BEGIN

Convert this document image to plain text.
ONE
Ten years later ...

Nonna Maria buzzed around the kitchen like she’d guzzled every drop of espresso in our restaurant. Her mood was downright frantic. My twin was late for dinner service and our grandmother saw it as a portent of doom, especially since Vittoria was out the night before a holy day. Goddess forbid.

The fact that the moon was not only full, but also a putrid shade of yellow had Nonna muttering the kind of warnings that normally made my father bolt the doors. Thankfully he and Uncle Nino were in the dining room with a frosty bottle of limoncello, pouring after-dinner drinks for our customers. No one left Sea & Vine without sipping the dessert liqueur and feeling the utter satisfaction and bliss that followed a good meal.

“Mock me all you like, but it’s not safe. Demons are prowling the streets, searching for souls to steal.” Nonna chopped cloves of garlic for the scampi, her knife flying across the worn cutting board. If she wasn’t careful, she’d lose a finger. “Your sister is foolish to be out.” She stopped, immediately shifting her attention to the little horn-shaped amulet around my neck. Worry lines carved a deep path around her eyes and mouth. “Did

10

END

### [What this task involves]
Copy out every entry again, exactly as it was given.

### [Response below]
Convert this document image to plain text.
ONE
Ten years later ...

Nonna Maria buzzed around the kitchen like she’d guzzled every drop of espresso in our restaurant. Her mood was downright frantic. My twin was late for dinner service and our grandmother saw it as a portent of doom, especially since Vittoria was out the night before a holy day. Goddess forbid.

The fact that the moon was not only full, but also a putrid shade of yellow had Nonna muttering the kind of warnings that normally made my father bolt the doors. Thankfully he and Uncle Nino were in the dining room with a frosty bottle of limoncello, pouring after-dinner drinks for our customers. No one left Sea & Vine without sipping the dessert liqueur and feeling the utter satisfaction and bliss that followed a good meal.

“Mock me all you like, but it’s not safe. Demons are prowling the streets, searching for souls to steal.” Nonna chopped cloves of garlic for the scampi, her knife flying across the worn cutting board. If she wasn’t careful, she’d lose a finger. “Your sister is foolish to be out.” She stopped, immediately shifting her attention to the little horn-shaped amulet around my neck. Worry lines carved a deep path around her eyes and mouth. “Did

10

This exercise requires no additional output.